# [Information shown]
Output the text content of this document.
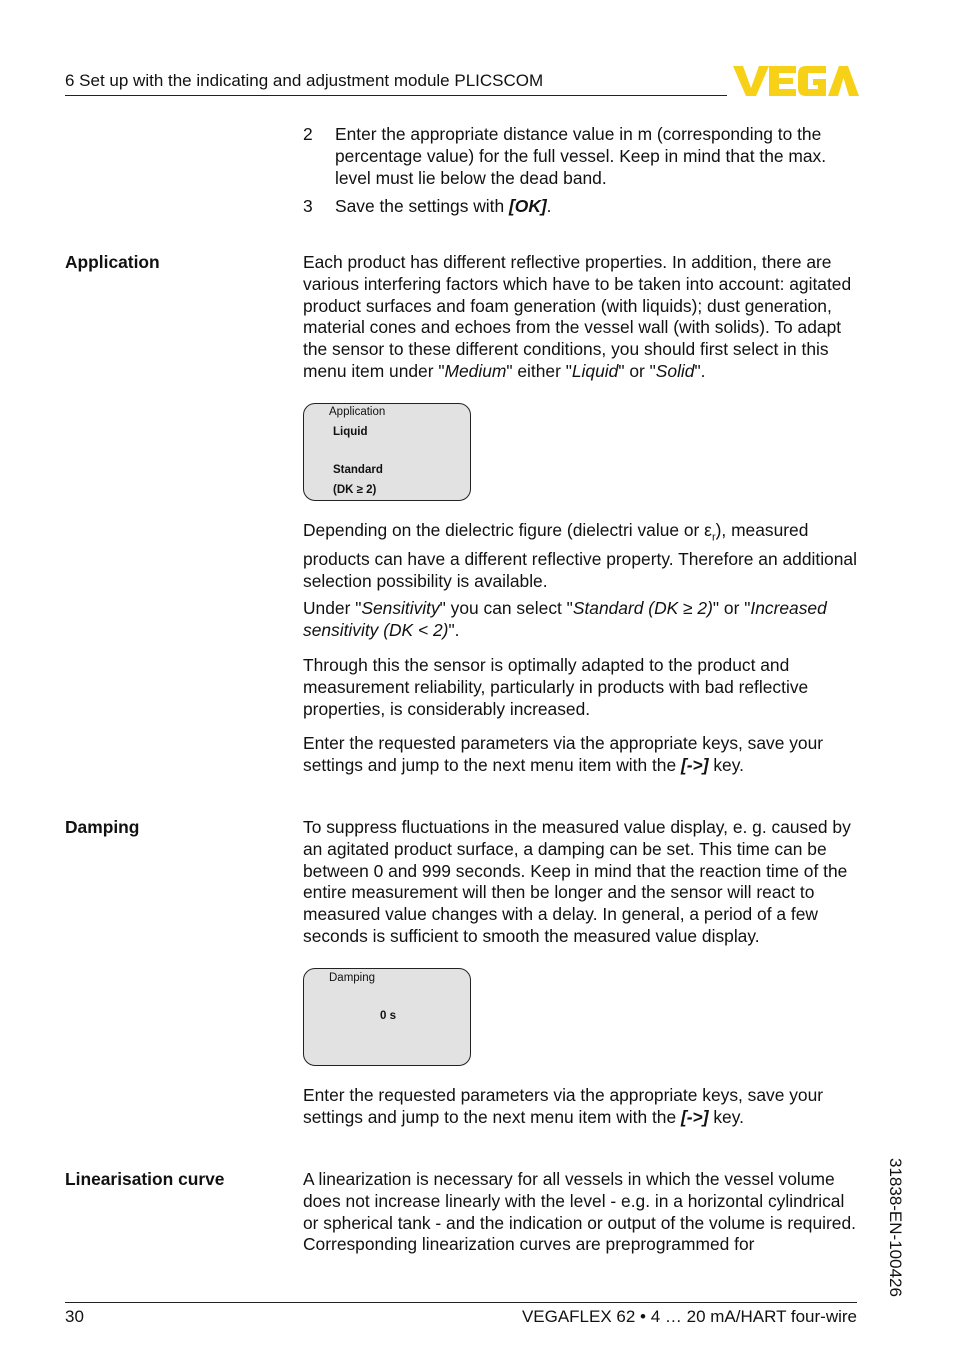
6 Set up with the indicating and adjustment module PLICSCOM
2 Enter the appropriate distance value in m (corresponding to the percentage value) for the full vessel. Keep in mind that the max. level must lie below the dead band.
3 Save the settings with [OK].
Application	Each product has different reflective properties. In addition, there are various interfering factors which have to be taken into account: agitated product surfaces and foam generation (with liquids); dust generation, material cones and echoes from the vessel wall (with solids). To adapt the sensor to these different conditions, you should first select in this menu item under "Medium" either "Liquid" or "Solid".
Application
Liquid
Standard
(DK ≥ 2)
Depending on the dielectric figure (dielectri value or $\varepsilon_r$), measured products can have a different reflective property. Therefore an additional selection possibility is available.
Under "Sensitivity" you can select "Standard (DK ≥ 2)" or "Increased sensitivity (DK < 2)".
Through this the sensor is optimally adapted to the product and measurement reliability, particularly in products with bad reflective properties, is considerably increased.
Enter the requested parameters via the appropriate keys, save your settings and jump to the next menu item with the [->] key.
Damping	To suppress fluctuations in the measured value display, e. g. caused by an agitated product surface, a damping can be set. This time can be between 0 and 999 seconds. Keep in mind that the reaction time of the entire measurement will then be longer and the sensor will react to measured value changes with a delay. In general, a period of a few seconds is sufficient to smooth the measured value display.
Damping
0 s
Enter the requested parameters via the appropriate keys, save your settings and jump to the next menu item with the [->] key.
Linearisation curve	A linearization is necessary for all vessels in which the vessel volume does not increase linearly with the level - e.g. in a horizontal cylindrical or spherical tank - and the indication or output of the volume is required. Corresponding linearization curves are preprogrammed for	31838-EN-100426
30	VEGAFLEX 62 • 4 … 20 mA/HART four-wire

# [Direction]
Pick out and copy every line that contains the word "Keep".

# [Output of the exercise]
2 Enter the appropriate distance value in m (corresponding to the percentage value) for the full vessel. Keep in mind that the max. level must lie below the dead band.
Damping	To suppress fluctuations in the measured value display, e. g. caused by an agitated product surface, a damping can be set. This time can be between 0 and 999 seconds. Keep in mind that the reaction time of the entire measurement will then be longer and the sensor will react to measured value changes with a delay. In general, a period of a few seconds is sufficient to smooth the measured value display.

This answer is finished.